Write only the number of lines holding the string "this".

Records from a collection:
-- -- --

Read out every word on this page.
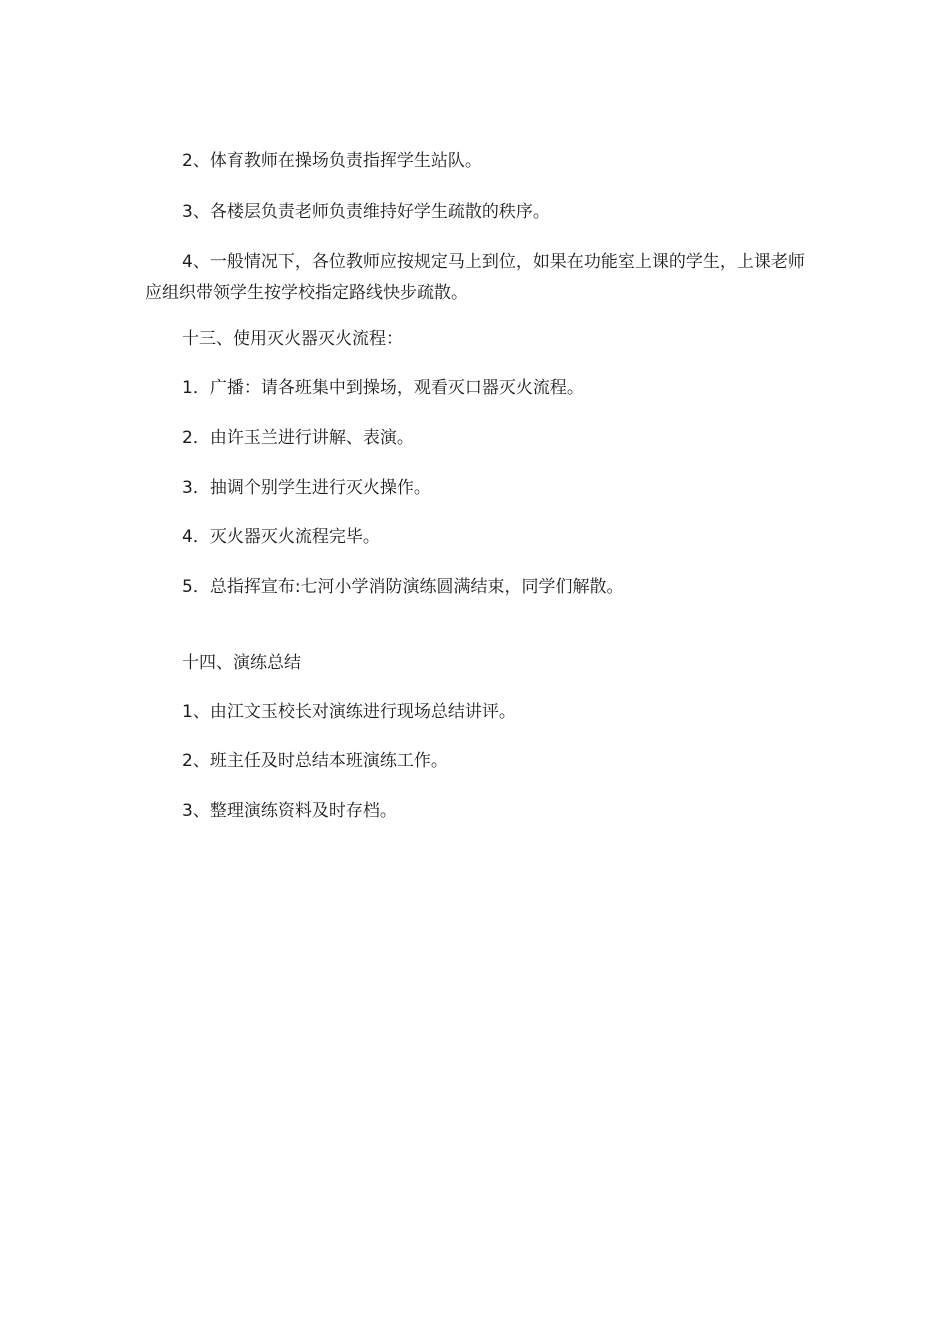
2、体育教师在操场负责指挥学生站队。

3、各楼层负责老师负责维持好学生疏散的秩序。

4、一般情况下，各位教师应按规定马上到位，如果在功能室上课的学生，上课老师应组织带领学生按学校指定路线快步疏散。

十三、使用灭火器灭火流程：

1．广播：请各班集中到操场，观看灭口器灭火流程。

2．由许玉兰进行讲解、表演。

3．抽调个别学生进行灭火操作。

4．灭火器灭火流程完毕。

5．总指挥宣布:七河小学消防演练圆满结束，同学们解散。

十四、演练总结

1、由江文玉校长对演练进行现场总结讲评。

2、班主任及时总结本班演练工作。

3、整理演练资料及时存档。
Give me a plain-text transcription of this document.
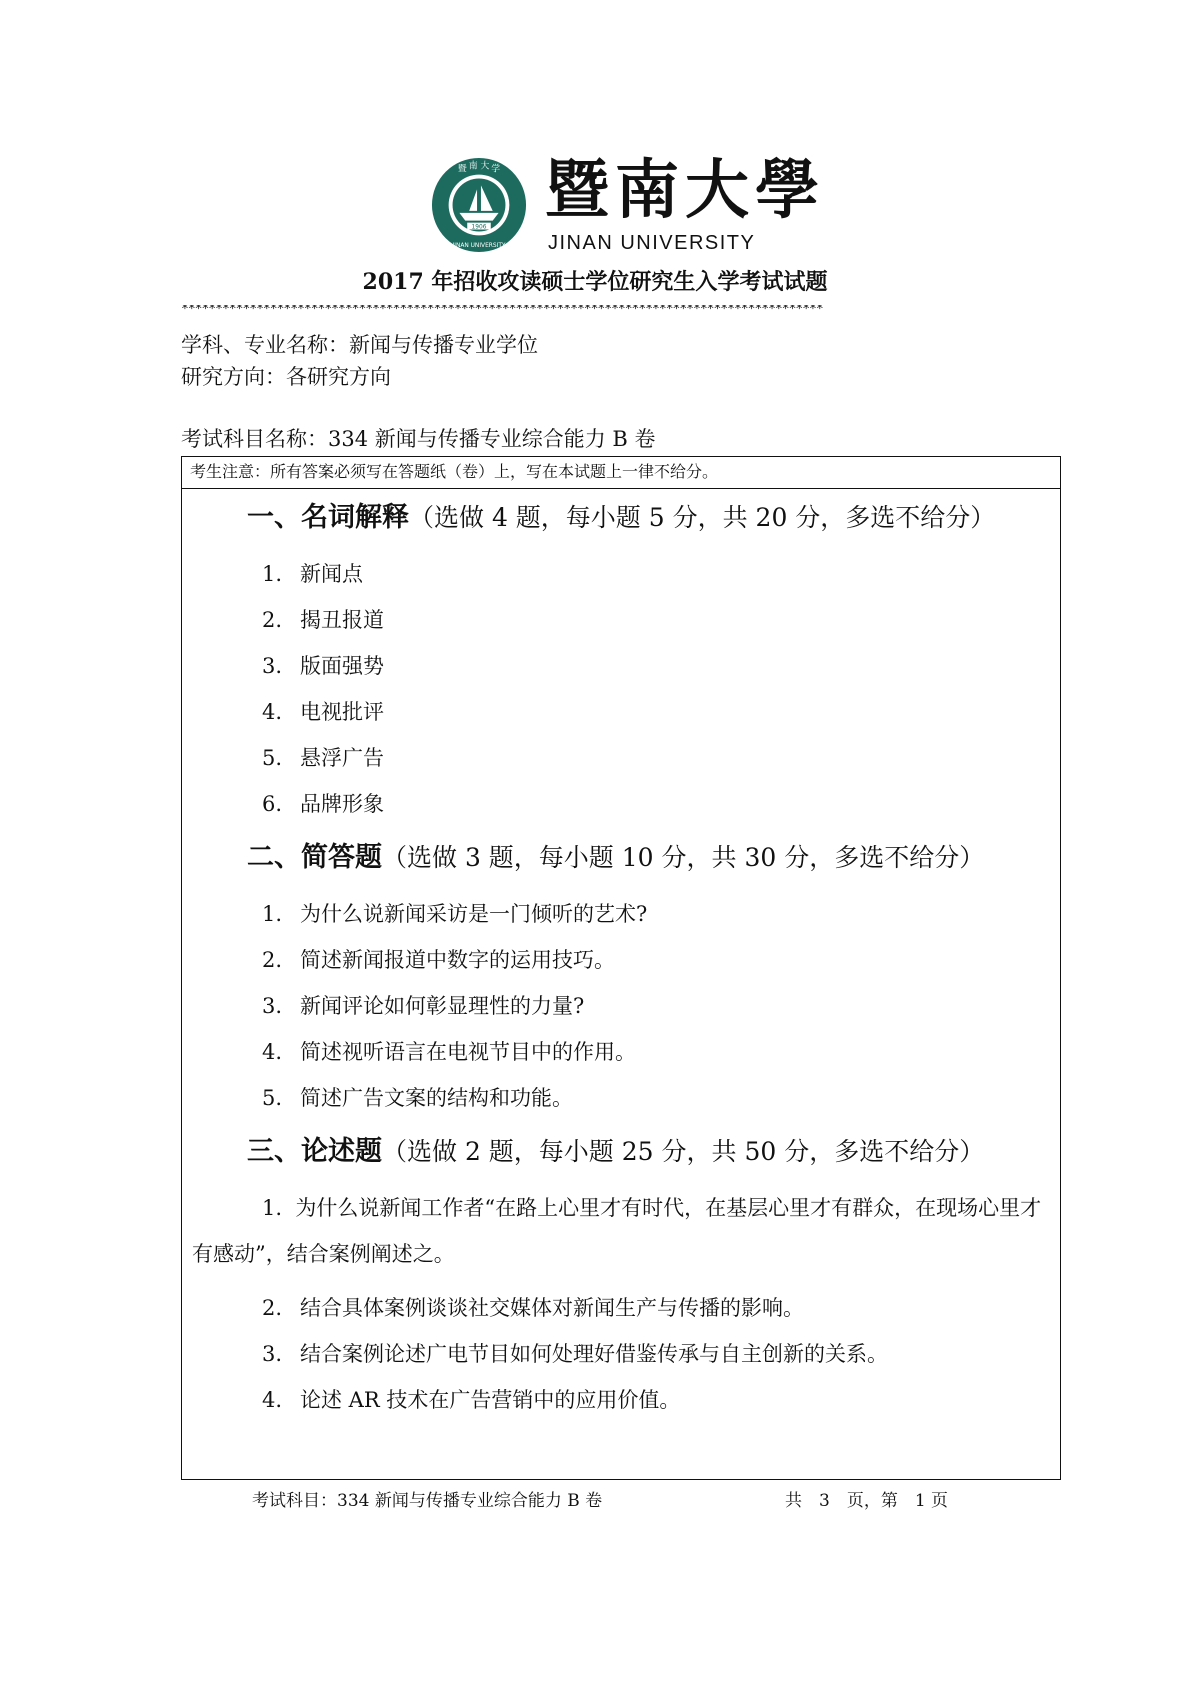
暨 南 大 学
1906
JINAN UNIVERSITY
暨南大學
JINAN UNIVERSITY
2017 年招收攻读硕士学位研究生入学考试试题
**********************************************************************************************
学科、专业名称：新闻与传播专业学位
研究方向：各研究方向
考试科目名称：334 新闻与传播专业综合能力 B 卷
考生注意：所有答案必须写在答题纸（卷）上，写在本试题上一律不给分。
一、名词解释（选做 4 题，每小题 5 分，共 20 分，多选不给分）
1. 新闻点
2. 揭丑报道
3. 版面强势
4. 电视批评
5. 悬浮广告
6. 品牌形象
二、简答题（选做 3 题，每小题 10 分，共 30 分，多选不给分）
1. 为什么说新闻采访是一门倾听的艺术?
2. 简述新闻报道中数字的运用技巧。
3. 新闻评论如何彰显理性的力量?
4. 简述视听语言在电视节目中的作用。
5. 简述广告文案的结构和功能。
三、论述题（选做 2 题，每小题 25 分，共 50 分，多选不给分）
1. 为什么说新闻工作者“在路上心里才有时代，在基层心里才有群众，在现场心里才有感动”，结合案例阐述之。
2. 结合具体案例谈谈社交媒体对新闻生产与传播的影响。
3. 结合案例论述广电节目如何处理好借鉴传承与自主创新的关系。
4. 论述 AR 技术在广告营销中的应用价值。
考试科目：334 新闻与传播专业综合能力 B 卷	共　3　页，第　1 页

-- -- --

## TASK RESULT
2